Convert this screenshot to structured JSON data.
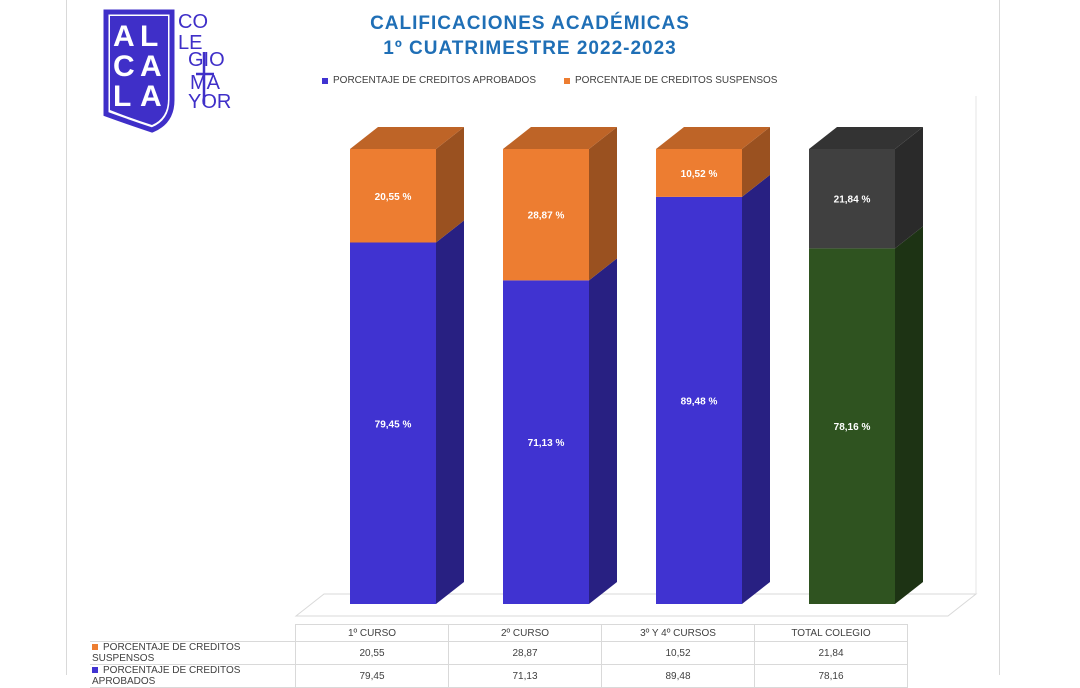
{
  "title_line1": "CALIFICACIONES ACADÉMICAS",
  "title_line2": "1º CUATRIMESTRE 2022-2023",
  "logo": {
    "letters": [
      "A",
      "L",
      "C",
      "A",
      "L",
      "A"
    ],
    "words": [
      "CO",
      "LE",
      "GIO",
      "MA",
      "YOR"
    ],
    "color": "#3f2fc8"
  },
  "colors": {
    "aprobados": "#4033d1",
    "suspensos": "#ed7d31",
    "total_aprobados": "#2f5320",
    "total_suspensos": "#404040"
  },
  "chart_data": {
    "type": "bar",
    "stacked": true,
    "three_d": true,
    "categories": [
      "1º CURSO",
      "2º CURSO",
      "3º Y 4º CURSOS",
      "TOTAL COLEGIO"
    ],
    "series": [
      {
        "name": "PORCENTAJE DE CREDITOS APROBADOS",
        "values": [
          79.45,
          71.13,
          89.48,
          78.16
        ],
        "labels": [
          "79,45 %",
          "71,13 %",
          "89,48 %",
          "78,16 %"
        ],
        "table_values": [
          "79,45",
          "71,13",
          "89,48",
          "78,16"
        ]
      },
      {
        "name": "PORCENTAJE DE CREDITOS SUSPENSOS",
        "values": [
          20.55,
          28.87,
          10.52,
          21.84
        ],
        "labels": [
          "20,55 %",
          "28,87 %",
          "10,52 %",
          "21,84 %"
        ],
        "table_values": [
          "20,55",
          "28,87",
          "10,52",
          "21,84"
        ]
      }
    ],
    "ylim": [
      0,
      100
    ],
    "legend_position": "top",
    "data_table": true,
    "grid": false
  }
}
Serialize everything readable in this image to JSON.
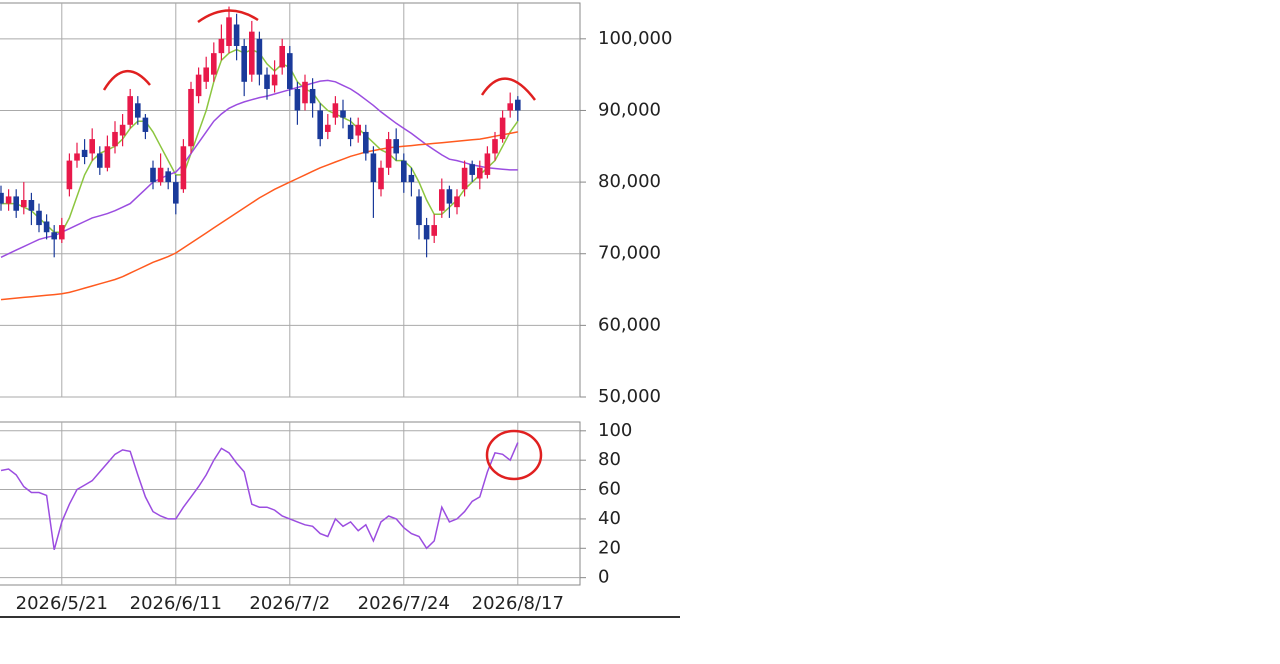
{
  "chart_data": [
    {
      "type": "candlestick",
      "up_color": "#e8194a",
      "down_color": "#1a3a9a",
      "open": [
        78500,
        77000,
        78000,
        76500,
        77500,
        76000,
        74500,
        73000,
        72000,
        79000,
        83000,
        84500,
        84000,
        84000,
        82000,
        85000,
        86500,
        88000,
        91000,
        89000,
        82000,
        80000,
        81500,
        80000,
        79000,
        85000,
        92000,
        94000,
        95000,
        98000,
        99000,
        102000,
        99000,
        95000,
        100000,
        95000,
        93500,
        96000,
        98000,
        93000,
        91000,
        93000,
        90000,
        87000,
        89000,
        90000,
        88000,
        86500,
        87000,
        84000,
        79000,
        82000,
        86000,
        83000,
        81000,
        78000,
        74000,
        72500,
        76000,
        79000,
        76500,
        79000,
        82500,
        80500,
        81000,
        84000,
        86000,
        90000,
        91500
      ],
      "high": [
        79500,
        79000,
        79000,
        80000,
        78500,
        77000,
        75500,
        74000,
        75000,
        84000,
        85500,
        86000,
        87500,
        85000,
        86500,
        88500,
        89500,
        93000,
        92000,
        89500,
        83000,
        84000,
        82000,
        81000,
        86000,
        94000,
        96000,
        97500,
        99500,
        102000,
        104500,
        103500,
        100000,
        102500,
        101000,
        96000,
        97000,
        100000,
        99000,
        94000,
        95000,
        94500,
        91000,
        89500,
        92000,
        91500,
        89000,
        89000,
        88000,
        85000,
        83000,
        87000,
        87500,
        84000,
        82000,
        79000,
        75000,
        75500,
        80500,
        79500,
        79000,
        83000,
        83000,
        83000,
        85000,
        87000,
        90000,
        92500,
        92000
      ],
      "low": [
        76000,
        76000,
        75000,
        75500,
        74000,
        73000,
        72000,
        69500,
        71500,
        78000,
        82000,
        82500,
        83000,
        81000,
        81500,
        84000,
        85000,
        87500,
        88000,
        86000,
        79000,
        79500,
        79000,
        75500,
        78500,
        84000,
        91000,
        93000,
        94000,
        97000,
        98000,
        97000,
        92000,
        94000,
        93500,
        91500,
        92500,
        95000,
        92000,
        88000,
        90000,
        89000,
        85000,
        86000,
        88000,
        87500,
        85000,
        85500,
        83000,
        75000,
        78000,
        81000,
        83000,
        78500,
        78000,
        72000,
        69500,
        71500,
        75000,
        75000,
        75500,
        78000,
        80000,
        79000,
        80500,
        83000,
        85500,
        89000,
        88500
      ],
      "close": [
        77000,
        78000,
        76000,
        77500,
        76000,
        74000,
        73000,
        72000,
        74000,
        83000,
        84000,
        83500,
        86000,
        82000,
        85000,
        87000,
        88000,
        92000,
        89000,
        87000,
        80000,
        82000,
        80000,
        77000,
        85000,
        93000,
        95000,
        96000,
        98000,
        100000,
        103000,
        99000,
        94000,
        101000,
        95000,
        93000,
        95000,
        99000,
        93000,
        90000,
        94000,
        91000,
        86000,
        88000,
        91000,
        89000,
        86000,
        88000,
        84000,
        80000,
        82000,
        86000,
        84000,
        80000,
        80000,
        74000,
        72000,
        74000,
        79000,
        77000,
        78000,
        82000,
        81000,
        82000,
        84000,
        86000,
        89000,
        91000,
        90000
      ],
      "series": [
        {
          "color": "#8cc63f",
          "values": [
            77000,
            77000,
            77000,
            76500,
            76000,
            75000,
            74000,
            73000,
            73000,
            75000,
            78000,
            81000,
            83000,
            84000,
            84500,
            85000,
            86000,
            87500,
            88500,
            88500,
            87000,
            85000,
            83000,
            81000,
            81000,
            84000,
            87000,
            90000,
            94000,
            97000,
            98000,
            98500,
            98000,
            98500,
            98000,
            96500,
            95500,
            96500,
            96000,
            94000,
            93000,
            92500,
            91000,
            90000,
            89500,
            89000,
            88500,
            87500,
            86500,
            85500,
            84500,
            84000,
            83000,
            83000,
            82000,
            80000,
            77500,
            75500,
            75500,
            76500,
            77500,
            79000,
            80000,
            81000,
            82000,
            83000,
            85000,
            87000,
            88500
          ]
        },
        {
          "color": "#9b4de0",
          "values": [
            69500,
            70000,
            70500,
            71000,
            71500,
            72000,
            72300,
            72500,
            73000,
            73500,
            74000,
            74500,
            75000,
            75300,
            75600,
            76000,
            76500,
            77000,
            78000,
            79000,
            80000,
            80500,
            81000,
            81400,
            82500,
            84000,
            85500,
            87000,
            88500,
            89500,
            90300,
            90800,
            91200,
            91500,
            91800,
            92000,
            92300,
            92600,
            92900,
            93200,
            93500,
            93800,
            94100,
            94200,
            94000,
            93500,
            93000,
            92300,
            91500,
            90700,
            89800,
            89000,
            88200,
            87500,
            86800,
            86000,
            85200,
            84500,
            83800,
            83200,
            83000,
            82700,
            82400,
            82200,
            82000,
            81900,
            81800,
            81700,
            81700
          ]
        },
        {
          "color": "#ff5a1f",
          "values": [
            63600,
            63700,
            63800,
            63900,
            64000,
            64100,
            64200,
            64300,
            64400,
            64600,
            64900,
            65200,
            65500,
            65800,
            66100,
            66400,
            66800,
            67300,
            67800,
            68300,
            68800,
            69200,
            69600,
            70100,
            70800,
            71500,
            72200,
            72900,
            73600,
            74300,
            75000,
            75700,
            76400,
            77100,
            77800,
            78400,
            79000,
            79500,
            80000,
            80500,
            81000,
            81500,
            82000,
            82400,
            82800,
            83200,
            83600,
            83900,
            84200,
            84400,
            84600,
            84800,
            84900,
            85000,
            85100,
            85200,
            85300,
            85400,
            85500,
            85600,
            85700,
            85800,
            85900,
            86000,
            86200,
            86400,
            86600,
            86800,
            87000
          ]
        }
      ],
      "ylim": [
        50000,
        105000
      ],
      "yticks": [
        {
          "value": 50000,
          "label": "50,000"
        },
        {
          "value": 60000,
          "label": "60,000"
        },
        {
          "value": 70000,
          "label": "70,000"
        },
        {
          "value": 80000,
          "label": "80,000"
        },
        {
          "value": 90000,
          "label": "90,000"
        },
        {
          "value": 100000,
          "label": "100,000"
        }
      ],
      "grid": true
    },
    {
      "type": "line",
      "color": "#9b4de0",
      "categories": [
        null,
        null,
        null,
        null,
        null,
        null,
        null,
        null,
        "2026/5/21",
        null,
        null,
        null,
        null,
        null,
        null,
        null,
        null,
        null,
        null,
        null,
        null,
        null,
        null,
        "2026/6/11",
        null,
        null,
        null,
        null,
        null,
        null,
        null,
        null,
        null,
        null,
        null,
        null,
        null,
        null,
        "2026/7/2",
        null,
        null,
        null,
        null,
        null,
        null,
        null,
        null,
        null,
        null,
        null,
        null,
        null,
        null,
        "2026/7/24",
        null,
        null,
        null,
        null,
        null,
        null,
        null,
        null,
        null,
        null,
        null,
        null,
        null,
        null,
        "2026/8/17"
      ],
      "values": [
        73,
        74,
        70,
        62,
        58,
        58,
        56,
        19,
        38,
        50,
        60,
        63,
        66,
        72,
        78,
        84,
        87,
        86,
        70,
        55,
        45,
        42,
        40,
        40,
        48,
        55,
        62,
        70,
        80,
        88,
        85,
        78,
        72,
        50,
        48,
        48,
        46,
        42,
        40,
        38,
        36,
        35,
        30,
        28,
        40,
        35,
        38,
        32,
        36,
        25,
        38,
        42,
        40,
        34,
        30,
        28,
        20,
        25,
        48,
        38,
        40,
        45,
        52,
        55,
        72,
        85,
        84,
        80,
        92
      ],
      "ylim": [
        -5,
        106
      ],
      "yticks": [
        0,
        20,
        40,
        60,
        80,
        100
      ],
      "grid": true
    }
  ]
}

• _GOAL_
Where a line of the records above holds the word "PORCENTAJE", copy that line.

• _ANSWER BELOW_
        "name": "PORCENTAJE DE CREDITOS APROBADOS",
        "name": "PORCENTAJE DE CREDITOS SUSPENSOS",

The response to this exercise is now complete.